- OBJECTIVE: Identify each line of the material below that contains the string "legend", matching letter case exactly, and copy every such line.

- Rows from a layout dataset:
———

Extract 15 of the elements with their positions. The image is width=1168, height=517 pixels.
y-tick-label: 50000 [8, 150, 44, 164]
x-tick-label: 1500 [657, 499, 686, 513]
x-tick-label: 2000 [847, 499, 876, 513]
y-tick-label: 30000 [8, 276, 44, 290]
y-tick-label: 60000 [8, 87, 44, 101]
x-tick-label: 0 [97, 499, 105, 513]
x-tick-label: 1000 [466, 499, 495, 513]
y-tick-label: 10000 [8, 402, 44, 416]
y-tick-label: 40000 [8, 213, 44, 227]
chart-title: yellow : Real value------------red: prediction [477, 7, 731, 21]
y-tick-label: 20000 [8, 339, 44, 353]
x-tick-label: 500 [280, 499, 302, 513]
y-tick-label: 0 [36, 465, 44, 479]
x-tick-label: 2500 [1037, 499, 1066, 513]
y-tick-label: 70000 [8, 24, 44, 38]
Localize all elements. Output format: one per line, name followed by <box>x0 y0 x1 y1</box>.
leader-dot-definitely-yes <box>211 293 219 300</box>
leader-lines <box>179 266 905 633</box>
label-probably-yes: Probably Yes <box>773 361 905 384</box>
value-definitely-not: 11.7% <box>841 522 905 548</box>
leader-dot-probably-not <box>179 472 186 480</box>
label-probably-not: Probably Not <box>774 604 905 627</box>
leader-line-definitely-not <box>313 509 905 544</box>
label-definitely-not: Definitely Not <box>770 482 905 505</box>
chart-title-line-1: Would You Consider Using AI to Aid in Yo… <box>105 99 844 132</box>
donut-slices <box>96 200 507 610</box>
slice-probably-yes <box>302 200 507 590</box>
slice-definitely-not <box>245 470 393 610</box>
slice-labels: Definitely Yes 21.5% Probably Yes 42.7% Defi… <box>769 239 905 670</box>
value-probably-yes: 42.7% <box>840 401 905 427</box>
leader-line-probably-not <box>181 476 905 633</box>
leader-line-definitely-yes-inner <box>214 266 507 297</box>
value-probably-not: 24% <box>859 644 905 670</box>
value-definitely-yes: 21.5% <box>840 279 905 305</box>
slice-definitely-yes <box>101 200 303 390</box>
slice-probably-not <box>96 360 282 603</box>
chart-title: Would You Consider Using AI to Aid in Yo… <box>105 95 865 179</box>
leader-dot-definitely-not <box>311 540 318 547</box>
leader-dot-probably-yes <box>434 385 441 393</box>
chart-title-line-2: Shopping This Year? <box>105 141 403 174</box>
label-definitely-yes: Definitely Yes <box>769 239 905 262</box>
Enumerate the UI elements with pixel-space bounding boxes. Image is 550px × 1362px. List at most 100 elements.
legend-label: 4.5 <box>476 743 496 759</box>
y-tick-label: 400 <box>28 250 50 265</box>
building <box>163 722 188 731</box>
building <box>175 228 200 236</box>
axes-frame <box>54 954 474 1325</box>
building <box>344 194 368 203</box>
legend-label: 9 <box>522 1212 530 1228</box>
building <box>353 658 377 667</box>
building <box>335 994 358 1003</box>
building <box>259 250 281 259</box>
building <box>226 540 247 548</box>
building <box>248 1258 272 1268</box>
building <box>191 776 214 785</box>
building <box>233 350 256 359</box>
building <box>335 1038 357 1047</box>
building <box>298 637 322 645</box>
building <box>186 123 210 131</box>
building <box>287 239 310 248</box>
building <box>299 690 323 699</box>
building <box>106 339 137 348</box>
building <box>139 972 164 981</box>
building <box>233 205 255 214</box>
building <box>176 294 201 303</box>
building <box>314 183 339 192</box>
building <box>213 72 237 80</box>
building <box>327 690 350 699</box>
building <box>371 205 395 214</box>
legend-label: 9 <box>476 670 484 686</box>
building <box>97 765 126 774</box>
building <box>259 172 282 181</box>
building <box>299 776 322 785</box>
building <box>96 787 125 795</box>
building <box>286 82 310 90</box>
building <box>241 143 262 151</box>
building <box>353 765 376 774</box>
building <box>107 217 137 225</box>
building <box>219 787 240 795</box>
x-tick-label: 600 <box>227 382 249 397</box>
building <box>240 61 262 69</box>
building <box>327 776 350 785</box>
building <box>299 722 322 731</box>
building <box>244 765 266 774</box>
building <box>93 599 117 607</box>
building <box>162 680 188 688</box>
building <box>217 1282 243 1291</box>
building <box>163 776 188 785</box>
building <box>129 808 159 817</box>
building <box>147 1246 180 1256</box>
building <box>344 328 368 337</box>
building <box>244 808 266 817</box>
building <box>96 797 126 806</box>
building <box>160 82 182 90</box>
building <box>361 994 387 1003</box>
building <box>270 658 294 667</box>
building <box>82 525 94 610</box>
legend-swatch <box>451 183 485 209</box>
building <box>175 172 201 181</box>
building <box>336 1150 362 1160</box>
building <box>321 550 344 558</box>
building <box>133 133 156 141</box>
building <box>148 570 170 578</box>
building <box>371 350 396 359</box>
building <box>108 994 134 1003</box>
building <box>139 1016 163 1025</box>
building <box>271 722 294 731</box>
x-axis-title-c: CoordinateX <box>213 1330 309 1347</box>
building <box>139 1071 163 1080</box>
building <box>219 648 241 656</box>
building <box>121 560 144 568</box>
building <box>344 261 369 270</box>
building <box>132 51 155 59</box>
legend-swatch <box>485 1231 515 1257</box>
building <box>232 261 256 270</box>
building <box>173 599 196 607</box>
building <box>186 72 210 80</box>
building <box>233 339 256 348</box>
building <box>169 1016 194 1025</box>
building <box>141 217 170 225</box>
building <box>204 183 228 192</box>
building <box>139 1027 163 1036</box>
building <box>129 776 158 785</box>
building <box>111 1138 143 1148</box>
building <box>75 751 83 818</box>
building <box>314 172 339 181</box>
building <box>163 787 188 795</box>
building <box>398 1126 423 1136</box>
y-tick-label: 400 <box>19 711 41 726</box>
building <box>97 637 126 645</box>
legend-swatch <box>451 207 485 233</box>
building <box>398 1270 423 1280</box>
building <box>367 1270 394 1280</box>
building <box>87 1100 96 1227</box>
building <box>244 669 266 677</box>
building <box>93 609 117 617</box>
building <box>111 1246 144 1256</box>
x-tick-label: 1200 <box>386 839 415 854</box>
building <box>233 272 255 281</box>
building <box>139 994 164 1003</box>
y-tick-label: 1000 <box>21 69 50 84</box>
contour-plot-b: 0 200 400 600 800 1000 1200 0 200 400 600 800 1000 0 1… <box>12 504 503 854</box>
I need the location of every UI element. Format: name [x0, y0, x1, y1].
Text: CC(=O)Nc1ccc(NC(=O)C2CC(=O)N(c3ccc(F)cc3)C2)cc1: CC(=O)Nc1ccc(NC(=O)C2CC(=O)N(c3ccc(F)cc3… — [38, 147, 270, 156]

———

- SOLUTION BELOW:
legend-label: 4.5 <box>476 743 496 759</box>
legend-label: 9 <box>522 1212 530 1228</box>
legend-label: 9 <box>476 670 484 686</box>
legend-swatch <box>451 183 485 209</box>
legend-swatch <box>485 1231 515 1257</box>
legend-swatch <box>451 207 485 233</box>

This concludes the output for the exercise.